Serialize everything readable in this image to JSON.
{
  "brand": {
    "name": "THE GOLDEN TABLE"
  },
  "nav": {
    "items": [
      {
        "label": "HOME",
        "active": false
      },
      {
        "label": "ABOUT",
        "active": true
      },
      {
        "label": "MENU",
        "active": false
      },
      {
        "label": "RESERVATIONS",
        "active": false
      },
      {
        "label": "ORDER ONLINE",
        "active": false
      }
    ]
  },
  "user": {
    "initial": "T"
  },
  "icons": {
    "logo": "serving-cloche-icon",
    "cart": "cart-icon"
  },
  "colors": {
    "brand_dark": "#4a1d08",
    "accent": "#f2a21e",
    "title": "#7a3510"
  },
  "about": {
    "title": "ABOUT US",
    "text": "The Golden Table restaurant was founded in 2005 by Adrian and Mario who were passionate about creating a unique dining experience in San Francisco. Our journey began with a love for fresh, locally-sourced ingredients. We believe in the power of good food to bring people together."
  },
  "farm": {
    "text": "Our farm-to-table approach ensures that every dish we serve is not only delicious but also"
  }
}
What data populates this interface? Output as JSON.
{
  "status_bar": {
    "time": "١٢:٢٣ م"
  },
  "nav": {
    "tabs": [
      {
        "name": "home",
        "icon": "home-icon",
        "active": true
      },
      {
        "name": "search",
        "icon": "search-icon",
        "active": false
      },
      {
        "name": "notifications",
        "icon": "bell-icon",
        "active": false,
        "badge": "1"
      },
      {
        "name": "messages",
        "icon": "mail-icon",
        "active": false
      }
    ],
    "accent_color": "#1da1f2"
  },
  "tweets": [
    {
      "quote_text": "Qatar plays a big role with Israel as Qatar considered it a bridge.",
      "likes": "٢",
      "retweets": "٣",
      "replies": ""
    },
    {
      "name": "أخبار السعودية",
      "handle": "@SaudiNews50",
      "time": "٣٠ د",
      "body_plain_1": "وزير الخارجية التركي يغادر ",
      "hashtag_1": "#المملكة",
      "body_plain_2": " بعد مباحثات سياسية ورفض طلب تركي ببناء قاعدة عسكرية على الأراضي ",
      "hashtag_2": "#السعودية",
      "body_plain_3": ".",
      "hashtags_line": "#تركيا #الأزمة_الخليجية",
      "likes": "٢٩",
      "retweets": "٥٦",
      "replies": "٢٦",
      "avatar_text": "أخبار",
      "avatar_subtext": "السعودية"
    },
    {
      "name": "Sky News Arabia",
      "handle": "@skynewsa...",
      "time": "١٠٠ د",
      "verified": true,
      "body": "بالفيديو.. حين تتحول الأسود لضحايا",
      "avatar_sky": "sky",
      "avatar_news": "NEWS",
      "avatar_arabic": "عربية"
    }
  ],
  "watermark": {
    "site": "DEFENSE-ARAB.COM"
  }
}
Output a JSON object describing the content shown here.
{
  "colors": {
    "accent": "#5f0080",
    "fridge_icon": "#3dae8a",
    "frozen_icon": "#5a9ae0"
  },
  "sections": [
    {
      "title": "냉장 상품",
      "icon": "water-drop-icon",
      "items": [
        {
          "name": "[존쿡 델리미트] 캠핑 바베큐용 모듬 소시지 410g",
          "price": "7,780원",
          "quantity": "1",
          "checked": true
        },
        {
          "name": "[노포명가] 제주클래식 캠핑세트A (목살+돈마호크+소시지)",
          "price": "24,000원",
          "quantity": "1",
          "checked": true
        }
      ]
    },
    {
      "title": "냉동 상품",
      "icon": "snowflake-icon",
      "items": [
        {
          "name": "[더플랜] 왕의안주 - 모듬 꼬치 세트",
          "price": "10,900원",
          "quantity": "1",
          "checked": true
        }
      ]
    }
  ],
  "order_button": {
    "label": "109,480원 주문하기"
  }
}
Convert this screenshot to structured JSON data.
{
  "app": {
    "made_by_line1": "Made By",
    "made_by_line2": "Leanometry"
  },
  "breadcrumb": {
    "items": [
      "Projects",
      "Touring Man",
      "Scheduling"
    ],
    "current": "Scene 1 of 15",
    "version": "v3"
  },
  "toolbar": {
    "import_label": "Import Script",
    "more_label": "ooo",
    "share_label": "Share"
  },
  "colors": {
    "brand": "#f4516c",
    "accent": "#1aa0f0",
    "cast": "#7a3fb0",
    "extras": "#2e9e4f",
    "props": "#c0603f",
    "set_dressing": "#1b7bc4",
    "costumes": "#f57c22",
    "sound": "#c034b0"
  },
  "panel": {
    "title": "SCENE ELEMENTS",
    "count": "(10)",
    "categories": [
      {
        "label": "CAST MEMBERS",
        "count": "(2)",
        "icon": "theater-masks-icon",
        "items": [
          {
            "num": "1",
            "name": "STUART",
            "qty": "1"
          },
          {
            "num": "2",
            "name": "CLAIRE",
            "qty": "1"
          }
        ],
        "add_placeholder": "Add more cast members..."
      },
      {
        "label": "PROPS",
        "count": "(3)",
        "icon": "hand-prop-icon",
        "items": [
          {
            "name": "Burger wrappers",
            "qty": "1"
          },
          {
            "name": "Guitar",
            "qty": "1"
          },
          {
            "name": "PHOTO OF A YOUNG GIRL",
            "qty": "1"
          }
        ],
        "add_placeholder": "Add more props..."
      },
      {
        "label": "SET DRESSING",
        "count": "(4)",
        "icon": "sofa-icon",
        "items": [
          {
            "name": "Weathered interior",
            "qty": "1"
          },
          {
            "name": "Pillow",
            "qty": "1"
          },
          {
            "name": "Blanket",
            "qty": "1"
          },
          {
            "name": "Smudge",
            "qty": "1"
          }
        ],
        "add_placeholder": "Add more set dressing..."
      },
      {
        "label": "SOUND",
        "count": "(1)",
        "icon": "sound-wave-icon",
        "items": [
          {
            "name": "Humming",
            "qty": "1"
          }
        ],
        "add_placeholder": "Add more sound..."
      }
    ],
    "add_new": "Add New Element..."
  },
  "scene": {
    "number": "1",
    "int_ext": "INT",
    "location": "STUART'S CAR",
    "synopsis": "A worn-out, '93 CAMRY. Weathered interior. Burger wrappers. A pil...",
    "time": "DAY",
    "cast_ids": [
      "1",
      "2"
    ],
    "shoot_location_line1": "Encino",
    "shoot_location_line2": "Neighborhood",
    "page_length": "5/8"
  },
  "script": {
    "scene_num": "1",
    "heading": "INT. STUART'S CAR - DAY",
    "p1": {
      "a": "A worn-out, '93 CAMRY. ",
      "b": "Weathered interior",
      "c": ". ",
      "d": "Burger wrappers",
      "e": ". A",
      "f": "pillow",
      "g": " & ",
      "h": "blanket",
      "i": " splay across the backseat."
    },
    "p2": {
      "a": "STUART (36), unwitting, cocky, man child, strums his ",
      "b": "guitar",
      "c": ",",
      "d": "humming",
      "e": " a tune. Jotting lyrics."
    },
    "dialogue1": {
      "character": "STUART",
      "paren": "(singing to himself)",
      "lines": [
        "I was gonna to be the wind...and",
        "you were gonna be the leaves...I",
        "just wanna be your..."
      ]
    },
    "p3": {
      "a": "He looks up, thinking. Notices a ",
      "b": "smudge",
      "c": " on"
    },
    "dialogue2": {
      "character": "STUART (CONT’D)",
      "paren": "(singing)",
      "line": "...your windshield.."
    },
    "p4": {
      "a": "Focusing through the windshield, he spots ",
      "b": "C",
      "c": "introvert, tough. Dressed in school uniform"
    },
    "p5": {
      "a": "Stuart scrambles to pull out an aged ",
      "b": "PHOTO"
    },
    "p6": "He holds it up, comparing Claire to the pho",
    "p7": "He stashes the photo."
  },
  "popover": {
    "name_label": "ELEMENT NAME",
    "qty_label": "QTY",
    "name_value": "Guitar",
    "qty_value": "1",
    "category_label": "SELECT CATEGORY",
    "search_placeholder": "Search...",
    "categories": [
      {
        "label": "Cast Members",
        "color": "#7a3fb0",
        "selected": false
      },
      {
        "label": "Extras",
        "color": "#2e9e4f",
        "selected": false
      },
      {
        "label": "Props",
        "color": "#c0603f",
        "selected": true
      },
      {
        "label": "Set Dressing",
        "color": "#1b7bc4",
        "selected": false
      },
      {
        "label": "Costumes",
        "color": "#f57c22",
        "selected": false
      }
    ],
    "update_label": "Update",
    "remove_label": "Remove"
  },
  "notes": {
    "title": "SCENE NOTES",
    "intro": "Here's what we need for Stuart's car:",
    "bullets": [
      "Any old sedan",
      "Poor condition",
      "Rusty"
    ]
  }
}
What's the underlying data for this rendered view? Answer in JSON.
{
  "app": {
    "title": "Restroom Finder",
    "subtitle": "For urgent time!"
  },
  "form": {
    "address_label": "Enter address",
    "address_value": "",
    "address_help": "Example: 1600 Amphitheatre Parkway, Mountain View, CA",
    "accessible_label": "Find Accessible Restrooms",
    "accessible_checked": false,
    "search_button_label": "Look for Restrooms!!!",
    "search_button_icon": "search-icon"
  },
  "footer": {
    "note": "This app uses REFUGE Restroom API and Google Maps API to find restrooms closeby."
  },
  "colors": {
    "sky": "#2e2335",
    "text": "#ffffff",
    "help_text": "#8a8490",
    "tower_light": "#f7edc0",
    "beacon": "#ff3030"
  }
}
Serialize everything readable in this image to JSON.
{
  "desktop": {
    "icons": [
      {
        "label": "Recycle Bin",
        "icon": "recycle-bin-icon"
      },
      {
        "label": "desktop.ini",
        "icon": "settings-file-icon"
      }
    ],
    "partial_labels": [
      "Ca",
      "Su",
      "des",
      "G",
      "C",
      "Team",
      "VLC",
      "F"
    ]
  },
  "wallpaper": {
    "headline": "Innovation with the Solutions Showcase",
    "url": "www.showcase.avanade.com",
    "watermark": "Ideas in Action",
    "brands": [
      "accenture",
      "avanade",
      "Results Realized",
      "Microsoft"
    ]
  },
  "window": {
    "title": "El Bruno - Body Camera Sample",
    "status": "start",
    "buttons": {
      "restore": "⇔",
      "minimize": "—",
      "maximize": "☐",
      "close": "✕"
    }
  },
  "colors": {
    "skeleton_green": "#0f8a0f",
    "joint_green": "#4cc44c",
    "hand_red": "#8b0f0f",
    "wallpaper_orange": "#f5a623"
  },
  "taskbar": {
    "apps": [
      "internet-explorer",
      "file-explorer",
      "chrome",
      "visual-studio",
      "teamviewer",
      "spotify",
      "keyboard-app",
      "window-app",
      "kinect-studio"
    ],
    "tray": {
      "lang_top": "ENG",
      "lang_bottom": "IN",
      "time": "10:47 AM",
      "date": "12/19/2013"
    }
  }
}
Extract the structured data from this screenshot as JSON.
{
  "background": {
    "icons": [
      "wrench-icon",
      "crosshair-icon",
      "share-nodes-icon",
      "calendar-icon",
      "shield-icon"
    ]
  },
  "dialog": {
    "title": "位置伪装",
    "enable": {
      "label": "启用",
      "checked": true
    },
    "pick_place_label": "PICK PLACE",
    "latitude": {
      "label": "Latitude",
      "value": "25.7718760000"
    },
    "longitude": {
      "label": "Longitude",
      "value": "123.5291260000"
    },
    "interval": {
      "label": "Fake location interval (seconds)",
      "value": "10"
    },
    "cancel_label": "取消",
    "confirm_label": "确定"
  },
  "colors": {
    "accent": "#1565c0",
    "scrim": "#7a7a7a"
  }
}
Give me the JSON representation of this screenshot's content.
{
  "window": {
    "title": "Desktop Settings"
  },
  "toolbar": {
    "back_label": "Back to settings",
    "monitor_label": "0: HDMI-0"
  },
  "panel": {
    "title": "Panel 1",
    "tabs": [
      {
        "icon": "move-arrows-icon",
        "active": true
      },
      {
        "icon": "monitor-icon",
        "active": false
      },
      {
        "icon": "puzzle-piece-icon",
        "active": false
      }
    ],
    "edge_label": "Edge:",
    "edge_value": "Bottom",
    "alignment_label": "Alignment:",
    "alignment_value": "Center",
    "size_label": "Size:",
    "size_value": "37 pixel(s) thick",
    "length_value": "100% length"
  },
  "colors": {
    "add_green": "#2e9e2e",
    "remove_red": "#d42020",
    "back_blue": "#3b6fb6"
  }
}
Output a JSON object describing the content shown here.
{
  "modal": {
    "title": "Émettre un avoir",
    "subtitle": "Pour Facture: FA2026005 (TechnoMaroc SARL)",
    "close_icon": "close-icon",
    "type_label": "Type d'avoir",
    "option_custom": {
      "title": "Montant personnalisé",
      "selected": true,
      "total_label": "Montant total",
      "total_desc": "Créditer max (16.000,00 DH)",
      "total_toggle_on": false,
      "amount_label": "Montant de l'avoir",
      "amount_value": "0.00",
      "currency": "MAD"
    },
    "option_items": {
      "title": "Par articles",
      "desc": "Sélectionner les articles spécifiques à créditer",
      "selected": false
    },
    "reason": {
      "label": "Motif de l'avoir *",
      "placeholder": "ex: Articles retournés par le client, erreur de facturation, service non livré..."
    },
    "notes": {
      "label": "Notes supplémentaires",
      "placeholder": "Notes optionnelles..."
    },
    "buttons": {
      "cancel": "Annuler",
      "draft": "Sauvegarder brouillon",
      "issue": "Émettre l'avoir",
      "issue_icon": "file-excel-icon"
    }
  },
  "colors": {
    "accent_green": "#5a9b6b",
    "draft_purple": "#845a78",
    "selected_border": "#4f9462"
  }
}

★ ★ ★

The exercise:
Find the string "أخبار" in the entries above and return each line that holds it.

Solution to this problem:
      "name": "أخبار السعودية",
      "avatar_text": "أخبار",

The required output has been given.